**Task details:** Omit the pictures, then write out every entry exactly as it reads.

**Data supplied:**
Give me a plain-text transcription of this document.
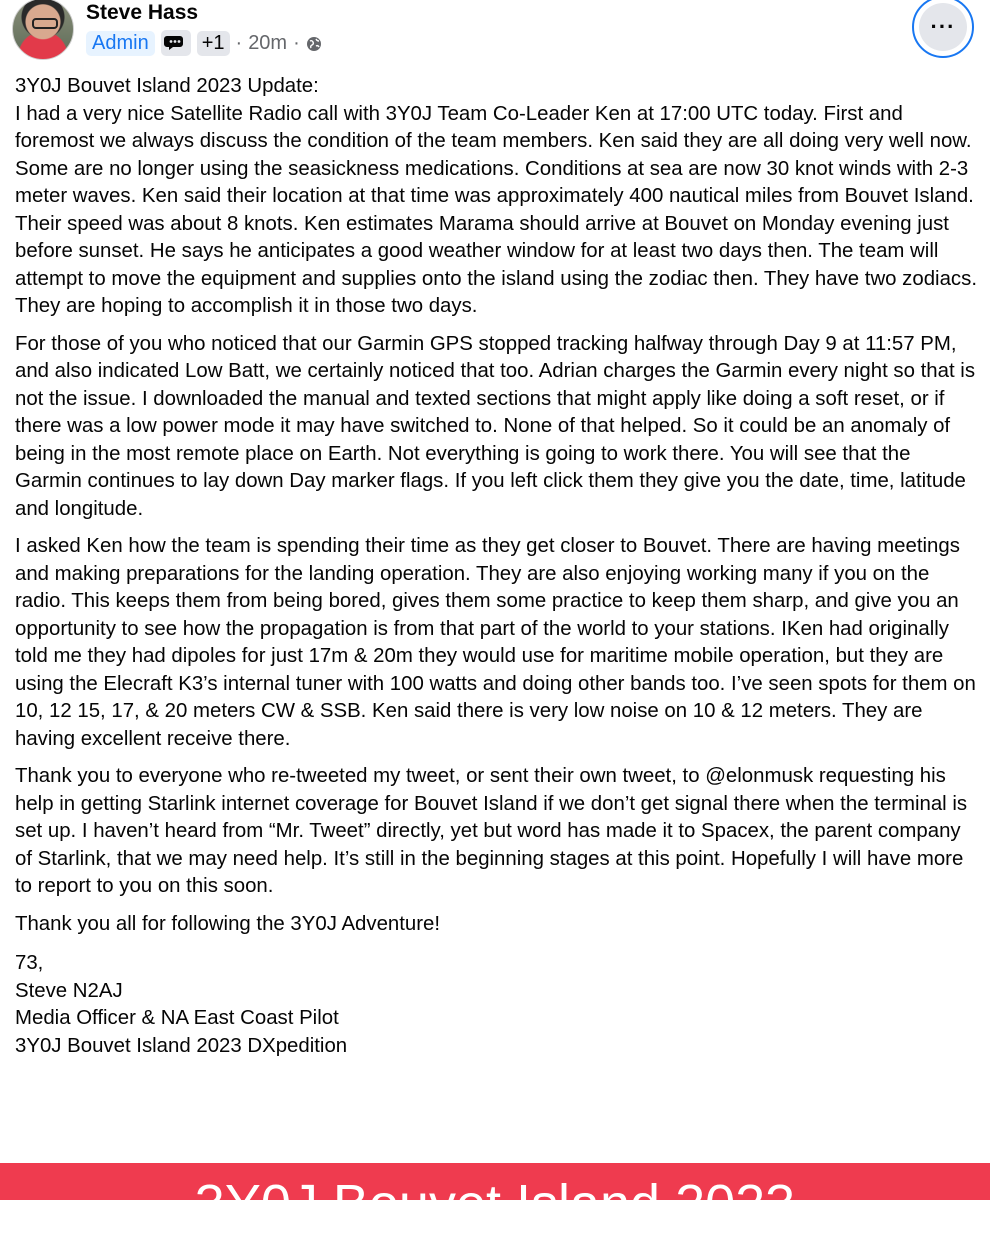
Steve Hass
Admin	+1 · 20m ·
···

3Y0J Bouvet Island 2023 Update:
I had a very nice Satellite Radio call with 3Y0J Team Co-Leader Ken at 17:00 UTC today. First and foremost we always discuss the condition of the team members. Ken said they are all doing very well now. Some are no longer using the seasickness medications. Conditions at sea are now 30 knot winds with 2-3 meter waves. Ken said their location at that time was approximately 400 nautical miles from Bouvet Island. Their speed was about 8 knots. Ken estimates Marama should arrive at Bouvet on Monday evening just before sunset. He says he anticipates a good weather window for at least two days then. The team will attempt to move the equipment and supplies onto the island using the zodiac then. They have two zodiacs. They are hoping to accomplish it in those two days.

For those of you who noticed that our Garmin GPS stopped tracking halfway through Day 9 at 11:57 PM, and also indicated Low Batt, we certainly noticed that too. Adrian charges the Garmin every night so that is not the issue. I downloaded the manual and texted sections that might apply like doing a soft reset, or if there was a low power mode it may have switched to. None of that helped. So it could be an anomaly of being in the most remote place on Earth. Not everything is going to work there. You will see that the Garmin continues to lay down Day marker flags. If you left click them they give you the date, time, latitude and longitude.

I asked Ken how the team is spending their time as they get closer to Bouvet. There are having meetings and making preparations for the landing operation. They are also enjoying working many if you on the radio. This keeps them from being bored, gives them some practice to keep them sharp, and give you an opportunity to see how the propagation is from that part of the world to your stations. IKen had originally told me they had dipoles for just 17m & 20m they would use for maritime mobile operation, but they are using the Elecraft K3’s internal tuner with 100 watts and doing other bands too. I’ve seen spots for them on 10, 12 15, 17, & 20 meters CW & SSB. Ken said there is very low noise on 10 & 12 meters. They are having excellent receive there.

Thank you to everyone who re-tweeted my tweet, or sent their own tweet, to @elonmusk requesting his help in getting Starlink internet coverage for Bouvet Island if we don’t get signal there when the terminal is set up. I haven’t heard from “Mr. Tweet” directly, yet but word has made it to Spacex, the parent company of Starlink, that we may need help. It’s still in the beginning stages at this point. Hopefully I will have more to report to you on this soon.

Thank you all for following the 3Y0J Adventure!

73,
Steve N2AJ
Media Officer & NA East Coast Pilot
3Y0J Bouvet Island 2023 DXpedition
3Y0J Bouvet Island 2023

**Written solution:**
Give me a plain-text transcription of this document.
Steve Hass
Admin	+1 · 20m ·
···

3Y0J Bouvet Island 2023 Update:
I had a very nice Satellite Radio call with 3Y0J Team Co-Leader Ken at 17:00 UTC today. First and foremost we always discuss the condition of the team members. Ken said they are all doing very well now. Some are no longer using the seasickness medications. Conditions at sea are now 30 knot winds with 2-3 meter waves. Ken said their location at that time was approximately 400 nautical miles from Bouvet Island. Their speed was about 8 knots. Ken estimates Marama should arrive at Bouvet on Monday evening just before sunset. He says he anticipates a good weather window for at least two days then. The team will attempt to move the equipment and supplies onto the island using the zodiac then. They have two zodiacs. They are hoping to accomplish it in those two days.

For those of you who noticed that our Garmin GPS stopped tracking halfway through Day 9 at 11:57 PM, and also indicated Low Batt, we certainly noticed that too. Adrian charges the Garmin every night so that is not the issue. I downloaded the manual and texted sections that might apply like doing a soft reset, or if there was a low power mode it may have switched to. None of that helped. So it could be an anomaly of being in the most remote place on Earth. Not everything is going to work there. You will see that the Garmin continues to lay down Day marker flags. If you left click them they give you the date, time, latitude and longitude.

I asked Ken how the team is spending their time as they get closer to Bouvet. There are having meetings and making preparations for the landing operation. They are also enjoying working many if you on the radio. This keeps them from being bored, gives them some practice to keep them sharp, and give you an opportunity to see how the propagation is from that part of the world to your stations. IKen had originally told me they had dipoles for just 17m & 20m they would use for maritime mobile operation, but they are using the Elecraft K3’s internal tuner with 100 watts and doing other bands too. I’ve seen spots for them on 10, 12 15, 17, & 20 meters CW & SSB. Ken said there is very low noise on 10 & 12 meters. They are having excellent receive there.

Thank you to everyone who re-tweeted my tweet, or sent their own tweet, to @elonmusk requesting his help in getting Starlink internet coverage for Bouvet Island if we don’t get signal there when the terminal is set up. I haven’t heard from “Mr. Tweet” directly, yet but word has made it to Spacex, the parent company of Starlink, that we may need help. It’s still in the beginning stages at this point. Hopefully I will have more to report to you on this soon.

Thank you all for following the 3Y0J Adventure!

73,
Steve N2AJ
Media Officer & NA East Coast Pilot
3Y0J Bouvet Island 2023 DXpedition
3Y0J Bouvet Island 2023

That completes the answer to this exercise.